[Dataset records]
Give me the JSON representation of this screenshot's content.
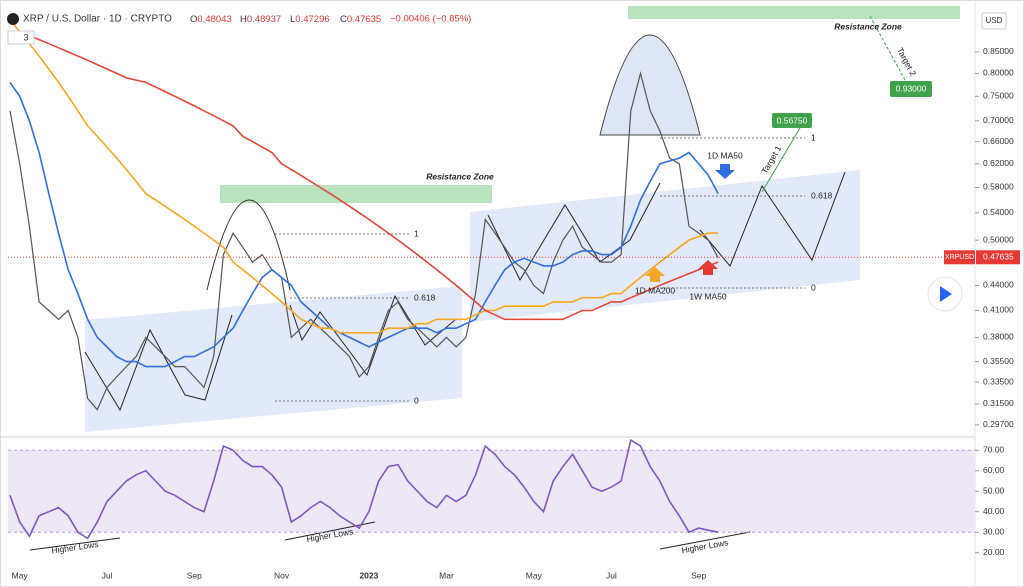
{
  "header": {
    "title": "XRP / U.S. Dollar · 1D · CRYPTO",
    "ohlc": [
      {
        "label": "O",
        "value": 0.48043
      },
      {
        "label": "H",
        "value": 0.48937
      },
      {
        "label": "L",
        "value": 0.47296
      },
      {
        "label": "C",
        "value": 0.47635
      }
    ],
    "change": "−0.00406 (−0.85%)",
    "indicator_count": 3,
    "currency": "USD"
  },
  "chart_data": [
    {
      "type": "line",
      "log_scale": true,
      "grid": false,
      "ylim": [
        0.287,
        0.962
      ],
      "yticks": [
        {
          "value": 0.85,
          "label": "0.85000"
        },
        {
          "value": 0.8,
          "label": "0.80000"
        },
        {
          "value": 0.75,
          "label": "0.75000"
        },
        {
          "value": 0.7,
          "label": "0.70000"
        },
        {
          "value": 0.66,
          "label": "0.66000"
        },
        {
          "value": 0.62,
          "label": "0.62000"
        },
        {
          "value": 0.58,
          "label": "0.58000"
        },
        {
          "value": 0.54,
          "label": "0.54000"
        },
        {
          "value": 0.5,
          "label": "0.50000"
        },
        {
          "value": 0.44,
          "label": "0.44000"
        },
        {
          "value": 0.41,
          "label": "0.41000"
        },
        {
          "value": 0.38,
          "label": "0.38000"
        },
        {
          "value": 0.355,
          "label": "0.35500"
        },
        {
          "value": 0.335,
          "label": "0.33500"
        },
        {
          "value": 0.315,
          "label": "0.31500"
        },
        {
          "value": 0.297,
          "label": "0.29700"
        }
      ],
      "categories": [
        null,
        "May",
        null,
        null,
        null,
        null,
        null,
        null,
        null,
        null,
        "Jul",
        null,
        null,
        null,
        null,
        null,
        null,
        null,
        null,
        "Sep",
        null,
        null,
        null,
        null,
        null,
        null,
        null,
        null,
        "Nov",
        null,
        null,
        null,
        null,
        null,
        null,
        null,
        null,
        "2023",
        null,
        null,
        null,
        null,
        null,
        null,
        null,
        "Mar",
        null,
        null,
        null,
        null,
        null,
        null,
        null,
        null,
        "May",
        null,
        null,
        null,
        null,
        null,
        null,
        null,
        "Jul",
        null,
        null,
        null,
        null,
        null,
        null,
        null,
        null,
        "Sep",
        null,
        null
      ],
      "symbol_tag": "XRPUSD",
      "last_price": 0.47635,
      "series": [
        {
          "color": "#555555",
          "values": [
            0.72,
            0.62,
            0.52,
            0.42,
            0.41,
            0.4,
            0.41,
            0.38,
            0.32,
            0.31,
            0.33,
            0.34,
            0.35,
            0.36,
            0.38,
            0.37,
            0.36,
            0.35,
            0.35,
            0.34,
            0.33,
            0.36,
            0.48,
            0.51,
            0.49,
            0.47,
            0.48,
            0.46,
            0.45,
            0.38,
            0.39,
            0.4,
            0.39,
            0.38,
            0.37,
            0.36,
            0.34,
            0.35,
            0.38,
            0.41,
            0.42,
            0.4,
            0.39,
            0.38,
            0.37,
            0.38,
            0.37,
            0.38,
            0.43,
            0.53,
            0.51,
            0.49,
            0.47,
            0.46,
            0.44,
            0.43,
            0.47,
            0.5,
            0.52,
            0.49,
            0.48,
            0.47,
            0.47,
            0.48,
            0.72,
            0.8,
            0.72,
            0.68,
            0.63,
            0.62,
            0.52,
            0.51,
            0.5,
            0.476
          ]
        },
        {
          "color": "#2f6fde",
          "values": [
            0.78,
            0.75,
            0.7,
            0.64,
            0.57,
            0.51,
            0.46,
            0.43,
            0.4,
            0.38,
            0.37,
            0.36,
            0.355,
            0.355,
            0.35,
            0.35,
            0.35,
            0.355,
            0.36,
            0.36,
            0.365,
            0.37,
            0.38,
            0.39,
            0.41,
            0.43,
            0.45,
            0.46,
            0.45,
            0.44,
            0.42,
            0.41,
            0.4,
            0.39,
            0.385,
            0.38,
            0.375,
            0.37,
            0.375,
            0.38,
            0.385,
            0.39,
            0.39,
            0.39,
            0.385,
            0.39,
            0.39,
            0.395,
            0.4,
            0.42,
            0.44,
            0.46,
            0.47,
            0.475,
            0.47,
            0.465,
            0.465,
            0.47,
            0.48,
            0.485,
            0.485,
            0.48,
            0.48,
            0.49,
            0.52,
            0.56,
            0.59,
            0.62,
            0.625,
            0.63,
            0.64,
            0.62,
            0.6,
            0.57
          ]
        },
        {
          "color": "#f5a623",
          "values": [
            0.93,
            0.9,
            0.87,
            0.84,
            0.81,
            0.78,
            0.75,
            0.72,
            0.69,
            0.67,
            0.65,
            0.63,
            0.61,
            0.59,
            0.57,
            0.56,
            0.55,
            0.54,
            0.53,
            0.52,
            0.51,
            0.5,
            0.49,
            0.47,
            0.46,
            0.45,
            0.44,
            0.43,
            0.42,
            0.41,
            0.4,
            0.395,
            0.39,
            0.39,
            0.385,
            0.385,
            0.385,
            0.385,
            0.385,
            0.39,
            0.39,
            0.39,
            0.395,
            0.395,
            0.4,
            0.4,
            0.4,
            0.4,
            0.405,
            0.41,
            0.41,
            0.415,
            0.415,
            0.415,
            0.415,
            0.415,
            0.42,
            0.42,
            0.42,
            0.425,
            0.425,
            0.425,
            0.43,
            0.43,
            0.44,
            0.45,
            0.46,
            0.47,
            0.48,
            0.49,
            0.5,
            0.505,
            0.51,
            0.51
          ]
        },
        {
          "color": "#e0483a",
          "values": [
            0.9,
            0.895,
            0.89,
            0.88,
            0.87,
            0.86,
            0.85,
            0.84,
            0.83,
            0.82,
            0.81,
            0.8,
            0.79,
            0.785,
            0.78,
            0.77,
            0.76,
            0.75,
            0.74,
            0.73,
            0.72,
            0.71,
            0.7,
            0.69,
            0.67,
            0.66,
            0.65,
            0.64,
            0.62,
            0.61,
            0.6,
            0.59,
            0.58,
            0.57,
            0.56,
            0.55,
            0.54,
            0.53,
            0.52,
            0.51,
            0.5,
            0.49,
            0.48,
            0.47,
            0.46,
            0.45,
            0.44,
            0.43,
            0.42,
            0.41,
            0.405,
            0.4,
            0.4,
            0.4,
            0.4,
            0.4,
            0.4,
            0.4,
            0.405,
            0.41,
            0.41,
            0.415,
            0.42,
            0.42,
            0.425,
            0.43,
            0.435,
            0.44,
            0.445,
            0.45,
            0.455,
            0.46,
            0.465,
            0.47
          ]
        }
      ],
      "annotations": [
        "Resistance Zone",
        "Resistance Zone",
        "1",
        "0.618",
        "0",
        "1",
        "0.618",
        "0",
        "1D MA50",
        "1D MA200",
        "1W MA50",
        "Target 1",
        "Target 2",
        "0.56750",
        "0.93000"
      ]
    },
    {
      "type": "line",
      "grid": false,
      "band": [
        30,
        70
      ],
      "ylim": [
        14,
        75
      ],
      "yticks": [
        {
          "value": 70,
          "label": "70.00"
        },
        {
          "value": 60,
          "label": "60.00"
        },
        {
          "value": 50,
          "label": "50.00"
        },
        {
          "value": 40,
          "label": "40.00"
        },
        {
          "value": 30,
          "label": "30.00"
        },
        {
          "value": 20,
          "label": "20.00"
        }
      ],
      "series": [
        {
          "color": "#7e57c2",
          "values": [
            48,
            35,
            28,
            38,
            40,
            42,
            38,
            30,
            27,
            35,
            45,
            50,
            55,
            58,
            60,
            55,
            50,
            48,
            45,
            42,
            40,
            55,
            72,
            70,
            65,
            62,
            62,
            58,
            52,
            35,
            38,
            42,
            45,
            42,
            38,
            35,
            32,
            40,
            55,
            62,
            63,
            55,
            50,
            45,
            42,
            48,
            45,
            48,
            58,
            72,
            68,
            62,
            58,
            52,
            45,
            40,
            55,
            62,
            68,
            60,
            52,
            50,
            52,
            55,
            75,
            72,
            62,
            55,
            45,
            38,
            30,
            32,
            31,
            30
          ]
        }
      ],
      "annotations": [
        "Higher Lows",
        "Higher Lows",
        "Higher Lows"
      ]
    }
  ]
}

AIM OF THE TASK - Find each line in the records holding the string "color" and show it.

WRITTEN SOLUTION -
          "color": "#555555",
          "color": "#2f6fde",
          "color": "#f5a623",
          "color": "#e0483a",
          "color": "#7e57c2",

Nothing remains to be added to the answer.